Instruction 1 ::
In the beer list, copy word for word the passage between "The 21 beers" and "still preferred pop.", inclusive.
Instruction 2 ::
Name every beer that has its own numbered entry in the beer list.

The 21 beers of the last 10 years has been a topic of conversation online recently and it got me thinking about the beers that have shaped my tastes over much more than 10 years of drinking.
1. Stones bitter (cask) – was the first beer I’d drunk and actually liked. Possibly first cask ale I had and was so much better than the electric metered fizz that seemed to be everywhere in the late 80’s to which at a young age I still preferred pop.
2. Wilsons bitter (cask) – I was working in the Sun Inn at Lepton when this new to me cask ale was introduced alongside the then only cask of John Smiths. What a flavour revelation it was then to my young taste buds. As Keith Ward, the landlord used to say – ‘its just like new milk’
3. Lowenbrau Pils (bottled) – Once you get to the age to go down town on a Saturday night and you go to pubs and bars that don’t sell proper beer or beer you’d trust it had to be lager. I didn’t like lager until I found the Lowenbrau Pils
4. Landlord (cask) – In the early 90’s the cask choice wasn’t great and in town it was even worse, however once The Albert with its perfectly kept Timothy Taylors Landlord was stumbled upon the starting point for any night out in town was found.
5. Caffreys (Keg) – Its now 1995 and Bass have brought out this cold smooth beer that tastes of something and you get merry on it much quicker and despite the terrible feeling the morning after the original Caffreys at 4.8% was and still is the only creamflow ale that I have ever stomached, I loved it during the summer of ’95.

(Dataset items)
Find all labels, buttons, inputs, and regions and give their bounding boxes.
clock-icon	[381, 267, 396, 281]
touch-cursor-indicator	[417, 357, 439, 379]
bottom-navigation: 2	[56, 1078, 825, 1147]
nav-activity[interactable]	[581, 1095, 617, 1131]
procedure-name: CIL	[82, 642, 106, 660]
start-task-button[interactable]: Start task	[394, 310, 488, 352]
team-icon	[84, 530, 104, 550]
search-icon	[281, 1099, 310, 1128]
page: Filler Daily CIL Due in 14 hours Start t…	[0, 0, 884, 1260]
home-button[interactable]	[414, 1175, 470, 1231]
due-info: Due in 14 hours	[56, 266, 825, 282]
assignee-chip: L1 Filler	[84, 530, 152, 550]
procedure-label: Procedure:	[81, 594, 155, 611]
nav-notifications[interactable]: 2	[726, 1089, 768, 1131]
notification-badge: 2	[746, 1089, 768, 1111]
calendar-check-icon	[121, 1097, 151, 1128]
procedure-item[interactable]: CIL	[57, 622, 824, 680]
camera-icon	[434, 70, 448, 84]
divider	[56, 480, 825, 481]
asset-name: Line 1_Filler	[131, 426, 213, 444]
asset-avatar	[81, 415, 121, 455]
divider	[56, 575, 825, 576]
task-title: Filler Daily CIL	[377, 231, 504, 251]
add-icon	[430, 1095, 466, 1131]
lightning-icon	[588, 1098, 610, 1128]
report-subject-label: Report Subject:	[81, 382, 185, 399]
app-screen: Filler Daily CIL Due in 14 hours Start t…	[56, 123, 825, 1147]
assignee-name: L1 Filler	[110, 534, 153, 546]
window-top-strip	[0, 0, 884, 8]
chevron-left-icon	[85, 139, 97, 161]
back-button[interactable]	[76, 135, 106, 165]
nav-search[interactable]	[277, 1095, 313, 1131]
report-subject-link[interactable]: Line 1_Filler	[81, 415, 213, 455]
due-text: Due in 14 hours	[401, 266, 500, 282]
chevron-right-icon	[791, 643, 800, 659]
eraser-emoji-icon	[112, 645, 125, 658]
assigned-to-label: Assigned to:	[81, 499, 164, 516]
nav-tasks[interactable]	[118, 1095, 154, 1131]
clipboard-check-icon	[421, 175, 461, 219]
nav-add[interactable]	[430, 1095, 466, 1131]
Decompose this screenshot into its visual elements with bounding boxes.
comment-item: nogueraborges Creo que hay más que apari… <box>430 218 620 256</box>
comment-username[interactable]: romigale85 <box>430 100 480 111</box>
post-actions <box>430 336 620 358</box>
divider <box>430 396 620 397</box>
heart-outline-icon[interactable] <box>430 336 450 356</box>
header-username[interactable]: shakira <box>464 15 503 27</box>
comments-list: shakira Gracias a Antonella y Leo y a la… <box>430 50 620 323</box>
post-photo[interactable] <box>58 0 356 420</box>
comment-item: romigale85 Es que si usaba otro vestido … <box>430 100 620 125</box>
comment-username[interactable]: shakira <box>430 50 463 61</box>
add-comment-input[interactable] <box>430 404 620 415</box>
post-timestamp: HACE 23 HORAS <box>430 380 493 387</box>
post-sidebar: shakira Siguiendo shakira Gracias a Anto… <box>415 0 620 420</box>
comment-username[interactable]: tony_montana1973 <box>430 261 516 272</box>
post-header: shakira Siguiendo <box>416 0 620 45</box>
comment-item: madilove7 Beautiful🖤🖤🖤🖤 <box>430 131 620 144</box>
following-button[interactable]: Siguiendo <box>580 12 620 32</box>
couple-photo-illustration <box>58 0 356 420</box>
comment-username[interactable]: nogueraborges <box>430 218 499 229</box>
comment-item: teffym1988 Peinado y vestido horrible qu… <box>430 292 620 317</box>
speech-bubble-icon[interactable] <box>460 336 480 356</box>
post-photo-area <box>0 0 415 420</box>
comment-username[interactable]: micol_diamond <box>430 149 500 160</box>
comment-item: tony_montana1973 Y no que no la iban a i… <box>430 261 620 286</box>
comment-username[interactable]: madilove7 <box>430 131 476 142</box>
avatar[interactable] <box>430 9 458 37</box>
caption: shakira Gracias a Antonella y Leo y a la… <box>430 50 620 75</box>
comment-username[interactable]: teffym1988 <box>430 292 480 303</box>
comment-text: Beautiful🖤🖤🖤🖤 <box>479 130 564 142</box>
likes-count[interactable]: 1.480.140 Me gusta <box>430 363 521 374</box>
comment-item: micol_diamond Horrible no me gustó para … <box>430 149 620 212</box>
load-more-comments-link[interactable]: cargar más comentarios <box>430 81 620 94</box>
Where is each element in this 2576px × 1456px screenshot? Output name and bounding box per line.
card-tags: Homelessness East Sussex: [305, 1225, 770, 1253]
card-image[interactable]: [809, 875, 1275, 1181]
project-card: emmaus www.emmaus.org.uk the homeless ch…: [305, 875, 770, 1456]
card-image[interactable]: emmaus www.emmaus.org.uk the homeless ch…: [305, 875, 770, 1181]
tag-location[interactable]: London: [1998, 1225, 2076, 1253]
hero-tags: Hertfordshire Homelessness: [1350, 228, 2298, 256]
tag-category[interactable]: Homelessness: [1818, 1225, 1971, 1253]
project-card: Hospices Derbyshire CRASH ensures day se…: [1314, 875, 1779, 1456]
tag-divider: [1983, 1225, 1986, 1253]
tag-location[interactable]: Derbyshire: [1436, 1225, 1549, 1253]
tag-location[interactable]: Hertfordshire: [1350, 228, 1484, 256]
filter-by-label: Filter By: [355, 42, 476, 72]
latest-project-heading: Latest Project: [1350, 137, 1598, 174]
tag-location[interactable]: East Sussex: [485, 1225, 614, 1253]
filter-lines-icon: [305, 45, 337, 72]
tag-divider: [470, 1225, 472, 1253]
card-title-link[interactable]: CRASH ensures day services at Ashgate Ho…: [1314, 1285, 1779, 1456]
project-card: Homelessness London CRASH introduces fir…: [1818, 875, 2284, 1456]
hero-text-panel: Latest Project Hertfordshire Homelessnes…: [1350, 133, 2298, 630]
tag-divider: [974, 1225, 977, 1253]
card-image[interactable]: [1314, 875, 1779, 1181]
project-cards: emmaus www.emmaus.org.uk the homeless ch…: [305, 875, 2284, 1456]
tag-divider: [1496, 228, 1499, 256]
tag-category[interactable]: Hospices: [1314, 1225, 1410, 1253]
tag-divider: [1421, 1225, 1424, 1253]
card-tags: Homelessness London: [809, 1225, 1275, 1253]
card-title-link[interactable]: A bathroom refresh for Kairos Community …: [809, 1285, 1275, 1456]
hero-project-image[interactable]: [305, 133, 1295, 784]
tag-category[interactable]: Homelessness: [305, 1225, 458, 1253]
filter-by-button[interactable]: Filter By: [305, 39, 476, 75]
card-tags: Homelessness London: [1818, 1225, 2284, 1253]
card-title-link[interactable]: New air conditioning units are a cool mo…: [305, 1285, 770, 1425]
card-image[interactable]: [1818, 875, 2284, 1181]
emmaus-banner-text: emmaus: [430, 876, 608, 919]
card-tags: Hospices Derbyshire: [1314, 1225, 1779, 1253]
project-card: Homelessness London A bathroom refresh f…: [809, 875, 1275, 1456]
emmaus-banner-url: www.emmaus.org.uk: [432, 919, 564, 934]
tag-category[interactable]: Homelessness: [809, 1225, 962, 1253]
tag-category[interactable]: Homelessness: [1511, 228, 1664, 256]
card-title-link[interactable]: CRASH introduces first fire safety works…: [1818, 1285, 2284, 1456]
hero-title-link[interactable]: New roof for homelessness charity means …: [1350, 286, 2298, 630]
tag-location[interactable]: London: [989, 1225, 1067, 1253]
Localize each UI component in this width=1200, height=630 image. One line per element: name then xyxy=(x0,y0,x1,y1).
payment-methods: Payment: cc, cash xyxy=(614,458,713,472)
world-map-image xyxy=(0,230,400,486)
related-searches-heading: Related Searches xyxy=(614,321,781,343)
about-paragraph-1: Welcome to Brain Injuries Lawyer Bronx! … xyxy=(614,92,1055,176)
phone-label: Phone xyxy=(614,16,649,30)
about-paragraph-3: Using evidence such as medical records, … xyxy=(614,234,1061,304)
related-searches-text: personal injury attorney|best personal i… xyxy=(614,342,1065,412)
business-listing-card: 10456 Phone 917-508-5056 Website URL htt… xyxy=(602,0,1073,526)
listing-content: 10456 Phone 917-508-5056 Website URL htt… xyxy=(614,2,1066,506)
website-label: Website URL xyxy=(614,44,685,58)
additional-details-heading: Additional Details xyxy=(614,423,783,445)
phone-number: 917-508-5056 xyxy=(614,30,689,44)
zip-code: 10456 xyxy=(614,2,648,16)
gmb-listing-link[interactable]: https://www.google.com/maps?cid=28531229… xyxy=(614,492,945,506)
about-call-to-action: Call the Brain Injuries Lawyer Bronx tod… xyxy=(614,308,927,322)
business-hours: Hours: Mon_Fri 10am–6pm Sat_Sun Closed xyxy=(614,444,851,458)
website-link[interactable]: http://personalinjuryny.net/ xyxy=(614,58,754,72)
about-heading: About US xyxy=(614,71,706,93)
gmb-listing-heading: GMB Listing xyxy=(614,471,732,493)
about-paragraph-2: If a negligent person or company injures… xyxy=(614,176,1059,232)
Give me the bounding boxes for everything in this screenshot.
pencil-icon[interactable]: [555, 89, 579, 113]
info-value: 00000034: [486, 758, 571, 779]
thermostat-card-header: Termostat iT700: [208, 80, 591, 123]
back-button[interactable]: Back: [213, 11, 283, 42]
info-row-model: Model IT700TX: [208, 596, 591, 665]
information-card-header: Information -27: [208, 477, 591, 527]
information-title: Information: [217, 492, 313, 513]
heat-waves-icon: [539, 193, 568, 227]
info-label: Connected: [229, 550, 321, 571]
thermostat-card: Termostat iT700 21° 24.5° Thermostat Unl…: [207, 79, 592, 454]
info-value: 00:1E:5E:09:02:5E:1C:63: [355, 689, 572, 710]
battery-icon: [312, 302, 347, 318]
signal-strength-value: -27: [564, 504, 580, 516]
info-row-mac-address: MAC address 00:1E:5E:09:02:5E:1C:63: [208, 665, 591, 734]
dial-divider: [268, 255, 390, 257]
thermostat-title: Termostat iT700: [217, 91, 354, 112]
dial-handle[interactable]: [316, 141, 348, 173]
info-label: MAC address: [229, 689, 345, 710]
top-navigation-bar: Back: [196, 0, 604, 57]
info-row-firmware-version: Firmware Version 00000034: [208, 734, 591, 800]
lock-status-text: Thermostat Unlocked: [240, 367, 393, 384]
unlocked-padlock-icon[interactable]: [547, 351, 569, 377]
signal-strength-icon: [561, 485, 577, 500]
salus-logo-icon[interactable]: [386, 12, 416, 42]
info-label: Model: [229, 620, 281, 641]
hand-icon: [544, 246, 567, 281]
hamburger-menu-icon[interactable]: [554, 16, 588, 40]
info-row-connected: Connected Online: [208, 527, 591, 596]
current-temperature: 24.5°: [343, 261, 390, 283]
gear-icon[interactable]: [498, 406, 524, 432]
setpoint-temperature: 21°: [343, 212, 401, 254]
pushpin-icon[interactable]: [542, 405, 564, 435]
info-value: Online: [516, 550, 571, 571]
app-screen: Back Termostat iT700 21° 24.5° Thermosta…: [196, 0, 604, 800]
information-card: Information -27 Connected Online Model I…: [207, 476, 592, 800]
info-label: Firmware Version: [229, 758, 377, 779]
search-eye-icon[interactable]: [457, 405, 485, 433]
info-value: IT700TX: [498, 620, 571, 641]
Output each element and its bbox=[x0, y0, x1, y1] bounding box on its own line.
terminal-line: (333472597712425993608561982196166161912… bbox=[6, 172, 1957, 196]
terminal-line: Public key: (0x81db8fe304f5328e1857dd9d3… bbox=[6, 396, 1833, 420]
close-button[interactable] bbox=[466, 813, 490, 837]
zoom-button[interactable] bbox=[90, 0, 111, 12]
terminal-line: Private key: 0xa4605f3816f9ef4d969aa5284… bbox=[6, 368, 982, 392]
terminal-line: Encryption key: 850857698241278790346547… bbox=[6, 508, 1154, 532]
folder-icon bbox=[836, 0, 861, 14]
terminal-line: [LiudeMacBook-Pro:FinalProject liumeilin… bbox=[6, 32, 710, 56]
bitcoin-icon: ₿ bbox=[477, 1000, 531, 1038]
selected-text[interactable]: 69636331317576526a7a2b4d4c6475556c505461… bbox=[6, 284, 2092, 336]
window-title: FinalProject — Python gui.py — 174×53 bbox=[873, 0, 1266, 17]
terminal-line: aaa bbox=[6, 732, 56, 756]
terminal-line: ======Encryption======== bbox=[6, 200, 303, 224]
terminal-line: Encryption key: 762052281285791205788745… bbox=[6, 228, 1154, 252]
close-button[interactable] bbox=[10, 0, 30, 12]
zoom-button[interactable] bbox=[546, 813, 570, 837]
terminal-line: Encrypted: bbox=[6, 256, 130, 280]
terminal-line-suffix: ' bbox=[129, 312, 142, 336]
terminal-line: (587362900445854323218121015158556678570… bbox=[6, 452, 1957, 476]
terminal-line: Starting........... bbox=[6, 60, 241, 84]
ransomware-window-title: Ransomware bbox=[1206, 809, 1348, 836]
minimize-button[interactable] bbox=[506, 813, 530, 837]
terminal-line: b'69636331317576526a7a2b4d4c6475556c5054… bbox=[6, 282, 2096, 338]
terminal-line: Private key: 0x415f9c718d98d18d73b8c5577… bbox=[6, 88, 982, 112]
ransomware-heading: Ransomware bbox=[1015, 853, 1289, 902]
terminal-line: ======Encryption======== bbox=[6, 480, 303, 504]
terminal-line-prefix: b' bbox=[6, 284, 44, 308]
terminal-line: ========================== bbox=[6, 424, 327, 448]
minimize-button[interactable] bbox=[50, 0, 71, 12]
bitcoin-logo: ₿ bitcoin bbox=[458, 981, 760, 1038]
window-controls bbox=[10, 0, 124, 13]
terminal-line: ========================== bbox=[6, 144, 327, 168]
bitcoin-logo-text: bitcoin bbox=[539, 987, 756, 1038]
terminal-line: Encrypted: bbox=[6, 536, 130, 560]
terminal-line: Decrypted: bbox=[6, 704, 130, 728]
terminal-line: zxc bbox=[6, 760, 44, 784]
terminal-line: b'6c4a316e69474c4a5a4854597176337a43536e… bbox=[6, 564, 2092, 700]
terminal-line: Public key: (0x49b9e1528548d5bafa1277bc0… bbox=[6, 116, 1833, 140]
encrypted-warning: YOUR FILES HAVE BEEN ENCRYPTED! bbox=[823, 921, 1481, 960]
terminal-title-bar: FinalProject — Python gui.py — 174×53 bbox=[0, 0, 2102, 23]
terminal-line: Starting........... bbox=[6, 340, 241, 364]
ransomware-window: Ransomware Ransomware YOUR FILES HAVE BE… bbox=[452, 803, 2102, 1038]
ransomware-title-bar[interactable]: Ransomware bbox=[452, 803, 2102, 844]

Task solution 1 ::
The 21 beers of the last 10 years has been a topic of conversation online recently and it got me thinking about the beers that have shaped my tastes over much more than 10 years of drinking.
1. Stones bitter (cask) – was the first beer I’d drunk and actually liked. Possibly first cask ale I had and was so much better than the electric metered fizz that seemed to be everywhere in the late 80’s to which at a young age I still preferred pop.

Task solution 2 ::
Stones bitter, Wilsons bitter, Lowenbrau Pils, Landlord, Caffreys